Vos tâches
(A) D'après l'extrait sur l'allocation universelle, en quelle année le philosophe a-t-il publié son récit autobiographique ?
(B) Recopiez tout le passage de l'extrait sur l'allocation universelle, depuis « Malgré de nombreux » jusqu'à « un problème insoluble. ».

Il y a une fatalité de l’allocation universelle comme il y en a une de l’espéranto : certains des arguments en leur faveur peuvent sembler raisonnables, mais leur combinaison produit un résultat contradictoire avec l’objet visé : la pauvreté pour tous, la dépendance pour tous, la novlangue pour tous. Est-ce la raison pour laquelle l’une et l’autre attirent en majorité des esprits confus, des autodidactes approximatifs, des idéologues en mal de programme et des tempéraments désincarnés ? Et dans tous les cas, des gens qui ont avec le langage et les faits un rapport malheureux.
Malgré de nombreux zélateurs recrutés dans toutes les sectes, il n’y a eu qu’un seul grand nom pour prôner l’allocation universelle : un philosophe sartrien d’origine autrichienne, d’une grande richesse d’esprit mais d’une extrême abstraction de vues, et rongé par son surmoi comme par un vautour affamé. Après avoir publié, en 1958, un beau récit autobiographique, dans lequel il explique qu’il ne se sent pas appartenir à la compagnie des humains, mais qu’il aimerait y entrer, il a peu à peu évolué vers le journalisme et fait de la lutte contre la liberté individuelle son cheval de bataille, sans d’ailleurs penser à mal. Il était doux dans ses mœurs et violent dans son militantisme, généreux dans l’écriture et avaricieux dans son train domestique, et il a fini par se suicider en compagnie de sa femme pour résoudre un problème insoluble.

Données fournies

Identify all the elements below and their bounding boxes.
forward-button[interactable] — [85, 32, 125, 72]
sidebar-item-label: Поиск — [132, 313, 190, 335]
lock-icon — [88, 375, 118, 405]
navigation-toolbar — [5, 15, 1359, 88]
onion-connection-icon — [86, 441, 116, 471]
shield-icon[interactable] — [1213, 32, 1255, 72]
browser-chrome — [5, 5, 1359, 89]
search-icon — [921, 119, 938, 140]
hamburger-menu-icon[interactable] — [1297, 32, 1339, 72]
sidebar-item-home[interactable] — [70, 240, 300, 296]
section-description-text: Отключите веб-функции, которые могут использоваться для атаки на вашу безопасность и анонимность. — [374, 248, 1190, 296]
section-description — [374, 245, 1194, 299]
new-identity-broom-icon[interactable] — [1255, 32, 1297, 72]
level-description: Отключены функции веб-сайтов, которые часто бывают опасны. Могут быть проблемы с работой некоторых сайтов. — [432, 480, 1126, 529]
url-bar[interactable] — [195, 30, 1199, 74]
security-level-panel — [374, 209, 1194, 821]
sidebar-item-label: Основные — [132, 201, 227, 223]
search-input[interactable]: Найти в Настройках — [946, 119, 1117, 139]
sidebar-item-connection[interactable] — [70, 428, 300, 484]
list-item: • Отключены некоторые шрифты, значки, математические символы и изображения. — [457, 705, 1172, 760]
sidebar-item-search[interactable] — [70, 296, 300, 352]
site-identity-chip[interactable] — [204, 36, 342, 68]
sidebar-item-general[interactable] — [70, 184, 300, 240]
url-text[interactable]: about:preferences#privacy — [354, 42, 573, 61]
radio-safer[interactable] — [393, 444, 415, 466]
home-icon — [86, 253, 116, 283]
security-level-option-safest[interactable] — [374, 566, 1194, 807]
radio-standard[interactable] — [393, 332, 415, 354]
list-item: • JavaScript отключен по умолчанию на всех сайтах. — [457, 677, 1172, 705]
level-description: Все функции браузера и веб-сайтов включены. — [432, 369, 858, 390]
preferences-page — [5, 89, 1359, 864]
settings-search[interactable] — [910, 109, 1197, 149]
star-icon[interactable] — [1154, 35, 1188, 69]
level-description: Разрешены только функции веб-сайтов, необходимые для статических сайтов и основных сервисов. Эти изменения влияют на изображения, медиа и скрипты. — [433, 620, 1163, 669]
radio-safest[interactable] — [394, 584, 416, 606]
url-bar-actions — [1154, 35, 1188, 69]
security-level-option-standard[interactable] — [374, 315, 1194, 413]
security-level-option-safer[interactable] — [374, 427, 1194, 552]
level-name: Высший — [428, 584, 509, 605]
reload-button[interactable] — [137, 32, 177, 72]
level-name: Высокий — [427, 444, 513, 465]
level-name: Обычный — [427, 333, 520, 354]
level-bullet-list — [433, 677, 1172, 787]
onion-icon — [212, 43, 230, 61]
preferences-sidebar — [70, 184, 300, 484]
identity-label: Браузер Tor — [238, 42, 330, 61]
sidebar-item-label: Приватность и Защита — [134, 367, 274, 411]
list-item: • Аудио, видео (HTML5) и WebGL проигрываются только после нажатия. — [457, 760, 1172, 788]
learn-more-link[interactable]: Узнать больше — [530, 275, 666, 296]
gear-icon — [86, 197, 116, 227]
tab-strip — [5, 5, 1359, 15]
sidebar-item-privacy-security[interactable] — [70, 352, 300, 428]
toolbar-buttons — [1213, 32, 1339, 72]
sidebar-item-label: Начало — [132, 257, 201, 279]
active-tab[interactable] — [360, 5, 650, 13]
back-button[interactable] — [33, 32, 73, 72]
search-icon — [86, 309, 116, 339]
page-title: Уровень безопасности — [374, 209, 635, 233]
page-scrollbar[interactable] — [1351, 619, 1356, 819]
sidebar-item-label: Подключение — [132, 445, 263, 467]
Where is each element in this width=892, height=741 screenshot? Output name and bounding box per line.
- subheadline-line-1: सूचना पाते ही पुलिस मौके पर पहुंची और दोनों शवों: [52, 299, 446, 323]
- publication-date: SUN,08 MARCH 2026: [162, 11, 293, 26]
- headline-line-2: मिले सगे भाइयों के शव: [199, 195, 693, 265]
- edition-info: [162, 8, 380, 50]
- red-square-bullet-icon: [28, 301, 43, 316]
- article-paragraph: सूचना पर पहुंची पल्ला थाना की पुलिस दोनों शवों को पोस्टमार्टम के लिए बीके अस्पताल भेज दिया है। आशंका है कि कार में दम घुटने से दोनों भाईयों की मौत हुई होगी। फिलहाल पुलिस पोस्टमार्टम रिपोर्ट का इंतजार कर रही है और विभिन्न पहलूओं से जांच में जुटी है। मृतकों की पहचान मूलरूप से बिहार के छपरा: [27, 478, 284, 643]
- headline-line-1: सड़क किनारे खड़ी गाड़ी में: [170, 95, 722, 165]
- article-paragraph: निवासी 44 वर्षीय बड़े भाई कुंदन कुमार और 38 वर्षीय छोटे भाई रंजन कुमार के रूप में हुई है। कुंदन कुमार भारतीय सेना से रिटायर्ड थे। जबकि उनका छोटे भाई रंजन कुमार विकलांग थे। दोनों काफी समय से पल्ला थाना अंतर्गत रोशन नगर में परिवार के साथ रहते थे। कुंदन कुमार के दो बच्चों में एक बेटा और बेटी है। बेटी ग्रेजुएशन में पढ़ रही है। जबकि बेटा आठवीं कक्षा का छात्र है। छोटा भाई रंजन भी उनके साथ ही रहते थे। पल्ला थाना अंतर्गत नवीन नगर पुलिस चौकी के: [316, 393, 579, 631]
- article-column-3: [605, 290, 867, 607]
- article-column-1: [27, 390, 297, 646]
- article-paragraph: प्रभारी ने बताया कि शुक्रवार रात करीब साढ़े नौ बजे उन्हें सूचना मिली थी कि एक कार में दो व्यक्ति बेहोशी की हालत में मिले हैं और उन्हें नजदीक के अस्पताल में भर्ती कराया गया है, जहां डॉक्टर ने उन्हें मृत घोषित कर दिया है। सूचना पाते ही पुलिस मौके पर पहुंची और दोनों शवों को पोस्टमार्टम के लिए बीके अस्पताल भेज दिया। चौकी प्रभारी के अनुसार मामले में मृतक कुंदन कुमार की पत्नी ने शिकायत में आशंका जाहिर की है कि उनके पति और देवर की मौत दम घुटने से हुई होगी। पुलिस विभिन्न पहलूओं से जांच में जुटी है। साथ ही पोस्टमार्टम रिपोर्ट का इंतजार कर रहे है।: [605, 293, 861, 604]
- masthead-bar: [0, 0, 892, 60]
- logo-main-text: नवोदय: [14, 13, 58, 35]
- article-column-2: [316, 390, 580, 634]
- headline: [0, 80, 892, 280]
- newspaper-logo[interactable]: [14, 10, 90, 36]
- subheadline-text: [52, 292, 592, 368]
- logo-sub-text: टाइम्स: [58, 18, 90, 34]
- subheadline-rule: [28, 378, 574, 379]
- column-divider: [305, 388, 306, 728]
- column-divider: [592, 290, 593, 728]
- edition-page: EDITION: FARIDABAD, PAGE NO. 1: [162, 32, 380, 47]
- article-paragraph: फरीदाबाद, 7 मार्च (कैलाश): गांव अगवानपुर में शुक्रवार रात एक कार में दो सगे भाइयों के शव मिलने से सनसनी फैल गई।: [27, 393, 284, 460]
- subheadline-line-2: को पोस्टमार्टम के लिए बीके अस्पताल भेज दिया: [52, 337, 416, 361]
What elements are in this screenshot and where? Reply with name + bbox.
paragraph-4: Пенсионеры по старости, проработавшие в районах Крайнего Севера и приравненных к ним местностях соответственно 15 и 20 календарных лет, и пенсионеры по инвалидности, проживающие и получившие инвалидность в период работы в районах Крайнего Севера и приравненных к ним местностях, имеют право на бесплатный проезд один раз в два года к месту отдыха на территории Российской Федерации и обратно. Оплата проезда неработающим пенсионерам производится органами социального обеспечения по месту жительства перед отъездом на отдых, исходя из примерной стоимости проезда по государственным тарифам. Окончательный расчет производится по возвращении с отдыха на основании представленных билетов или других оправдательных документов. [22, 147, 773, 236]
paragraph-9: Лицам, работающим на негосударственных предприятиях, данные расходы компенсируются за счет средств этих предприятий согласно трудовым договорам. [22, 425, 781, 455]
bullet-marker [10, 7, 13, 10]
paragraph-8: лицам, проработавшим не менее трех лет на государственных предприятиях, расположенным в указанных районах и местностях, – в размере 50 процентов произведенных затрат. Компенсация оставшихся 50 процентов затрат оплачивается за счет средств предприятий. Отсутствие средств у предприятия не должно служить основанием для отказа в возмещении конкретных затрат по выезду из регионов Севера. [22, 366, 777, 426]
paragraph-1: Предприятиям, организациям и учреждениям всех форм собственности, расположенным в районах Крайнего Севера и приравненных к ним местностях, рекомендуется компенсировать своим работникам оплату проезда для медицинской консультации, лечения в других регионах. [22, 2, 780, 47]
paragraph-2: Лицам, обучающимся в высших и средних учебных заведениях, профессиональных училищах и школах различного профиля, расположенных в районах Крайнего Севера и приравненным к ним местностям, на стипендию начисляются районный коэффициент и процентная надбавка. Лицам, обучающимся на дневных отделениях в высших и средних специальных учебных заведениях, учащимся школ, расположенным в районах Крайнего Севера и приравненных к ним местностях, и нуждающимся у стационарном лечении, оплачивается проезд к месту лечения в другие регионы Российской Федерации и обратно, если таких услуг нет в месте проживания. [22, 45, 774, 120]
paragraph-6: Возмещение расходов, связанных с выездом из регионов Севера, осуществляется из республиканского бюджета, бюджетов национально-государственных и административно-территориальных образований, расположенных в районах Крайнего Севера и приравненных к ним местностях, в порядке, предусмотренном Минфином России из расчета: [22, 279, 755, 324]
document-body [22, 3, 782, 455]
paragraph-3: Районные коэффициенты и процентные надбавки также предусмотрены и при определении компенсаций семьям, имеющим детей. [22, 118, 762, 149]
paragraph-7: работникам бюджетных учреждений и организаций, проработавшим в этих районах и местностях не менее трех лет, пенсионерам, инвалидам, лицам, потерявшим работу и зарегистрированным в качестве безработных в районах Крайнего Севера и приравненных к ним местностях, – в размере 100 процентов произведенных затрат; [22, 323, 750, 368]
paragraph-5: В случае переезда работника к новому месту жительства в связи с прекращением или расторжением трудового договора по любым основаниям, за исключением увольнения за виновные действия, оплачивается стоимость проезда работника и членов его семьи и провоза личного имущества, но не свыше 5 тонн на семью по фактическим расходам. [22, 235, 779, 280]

En réponse
(A) En 1958.

(B)
Malgré de nombreux zélateurs recrutés dans toutes les sectes, il n’y a eu qu’un seul grand nom pour prôner l’allocation universelle : un philosophe sartrien d’origine autrichienne, d’une grande richesse d’esprit mais d’une extrême abstraction de vues, et rongé par son surmoi comme par un vautour affamé. Après avoir publié, en 1958, un beau récit autobiographique, dans lequel il explique qu’il ne se sent pas appartenir à la compagnie des humains, mais qu’il aimerait y entrer, il a peu à peu évolué vers le journalisme et fait de la lutte contre la liberté individuelle son cheval de bataille, sans d’ailleurs penser à mal. Il était doux dans ses mœurs et violent dans son militantisme, généreux dans l’écriture et avaricieux dans son train domestique, et il a fini par se suicider en compagnie de sa femme pour résoudre un problème insoluble.